### Records from a collection of figures
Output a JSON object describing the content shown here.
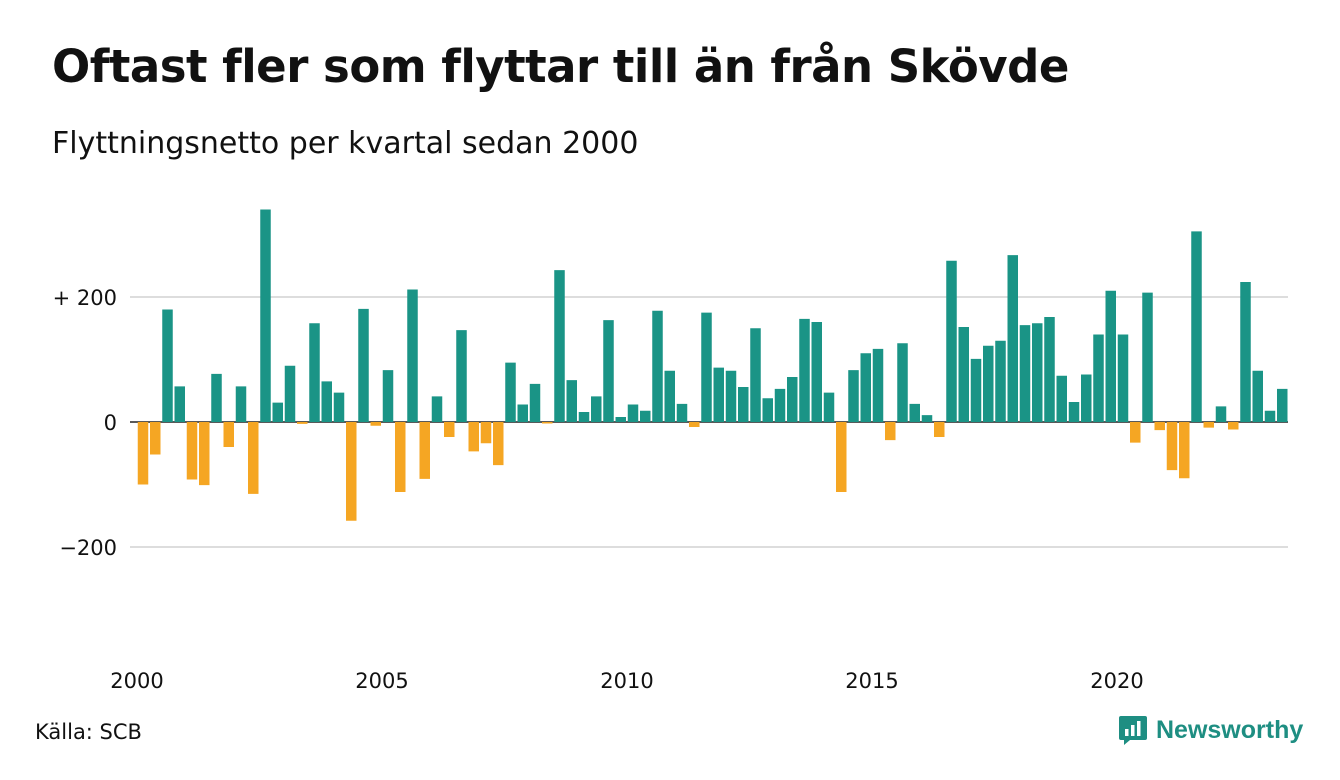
{
  "header": {
    "title": "Oftast fler som flyttar till än från Skövde",
    "subtitle": "Flyttningsnetto per kvartal sedan 2000"
  },
  "footer": {
    "source": "Källa: SCB",
    "brand": "Newsworthy"
  },
  "colors": {
    "positive": "#1a9486",
    "negative": "#f5a623",
    "grid": "#dddddd",
    "brand": "#1e8e82"
  },
  "chart_data": {
    "type": "bar",
    "title": "Oftast fler som flyttar till än från Skövde",
    "subtitle": "Flyttningsnetto per kvartal sedan 2000",
    "xlabel": "",
    "ylabel": "",
    "ylim": [
      -360,
      360
    ],
    "grid": true,
    "yticks": [
      {
        "value": 200,
        "label": "+ 200"
      },
      {
        "value": 0,
        "label": "0"
      },
      {
        "value": -200,
        "label": "−200"
      }
    ],
    "xticks": [
      "2000",
      "2005",
      "2010",
      "2015",
      "2020"
    ],
    "series": [
      {
        "values": [
          -100,
          -52,
          180,
          57,
          -92,
          -101,
          77,
          -40,
          57,
          -115,
          340,
          31,
          90,
          -3,
          158,
          65,
          47,
          -158,
          181,
          -6,
          83,
          -112,
          212,
          -91,
          41,
          -24,
          147,
          -47,
          -34,
          -69,
          95,
          28,
          61,
          -2,
          243,
          67,
          16,
          41,
          163,
          8,
          28,
          18,
          178,
          82,
          29,
          -8,
          175,
          87,
          82,
          56,
          150,
          38,
          53,
          72,
          165,
          160,
          47,
          -112,
          83,
          110,
          117,
          -29,
          126,
          29,
          11,
          -24,
          258,
          152,
          101,
          122,
          130,
          267,
          155,
          158,
          168,
          74,
          32,
          76,
          140,
          210,
          140,
          -33,
          207,
          -13,
          -77,
          -90,
          305,
          -9,
          25,
          -12,
          224,
          82,
          18,
          53
        ]
      }
    ],
    "start_year": 2000,
    "periods_per_year": 4
  }
}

### Written instruction
Write out all the entries exactly, except for the pictures.

### Response to the task
Output a JSON object describing the content shown here.
{
  "header": {
    "title": "Oftast fler som flyttar till än från Skövde",
    "subtitle": "Flyttningsnetto per kvartal sedan 2000"
  },
  "footer": {
    "source": "Källa: SCB",
    "brand": "Newsworthy"
  },
  "colors": {
    "positive": "#1a9486",
    "negative": "#f5a623",
    "grid": "#dddddd",
    "brand": "#1e8e82"
  },
  "chart_data": {
    "type": "bar",
    "title": "Oftast fler som flyttar till än från Skövde",
    "subtitle": "Flyttningsnetto per kvartal sedan 2000",
    "xlabel": "",
    "ylabel": "",
    "ylim": [
      -360,
      360
    ],
    "grid": true,
    "yticks": [
      {
        "value": 200,
        "label": "+ 200"
      },
      {
        "value": 0,
        "label": "0"
      },
      {
        "value": -200,
        "label": "−200"
      }
    ],
    "xticks": [
      "2000",
      "2005",
      "2010",
      "2015",
      "2020"
    ],
    "series": [
      {
        "values": [
          -100,
          -52,
          180,
          57,
          -92,
          -101,
          77,
          -40,
          57,
          -115,
          340,
          31,
          90,
          -3,
          158,
          65,
          47,
          -158,
          181,
          -6,
          83,
          -112,
          212,
          -91,
          41,
          -24,
          147,
          -47,
          -34,
          -69,
          95,
          28,
          61,
          -2,
          243,
          67,
          16,
          41,
          163,
          8,
          28,
          18,
          178,
          82,
          29,
          -8,
          175,
          87,
          82,
          56,
          150,
          38,
          53,
          72,
          165,
          160,
          47,
          -112,
          83,
          110,
          117,
          -29,
          126,
          29,
          11,
          -24,
          258,
          152,
          101,
          122,
          130,
          267,
          155,
          158,
          168,
          74,
          32,
          76,
          140,
          210,
          140,
          -33,
          207,
          -13,
          -77,
          -90,
          305,
          -9,
          25,
          -12,
          224,
          82,
          18,
          53
        ]
      }
    ],
    "start_year": 2000,
    "periods_per_year": 4
  }
}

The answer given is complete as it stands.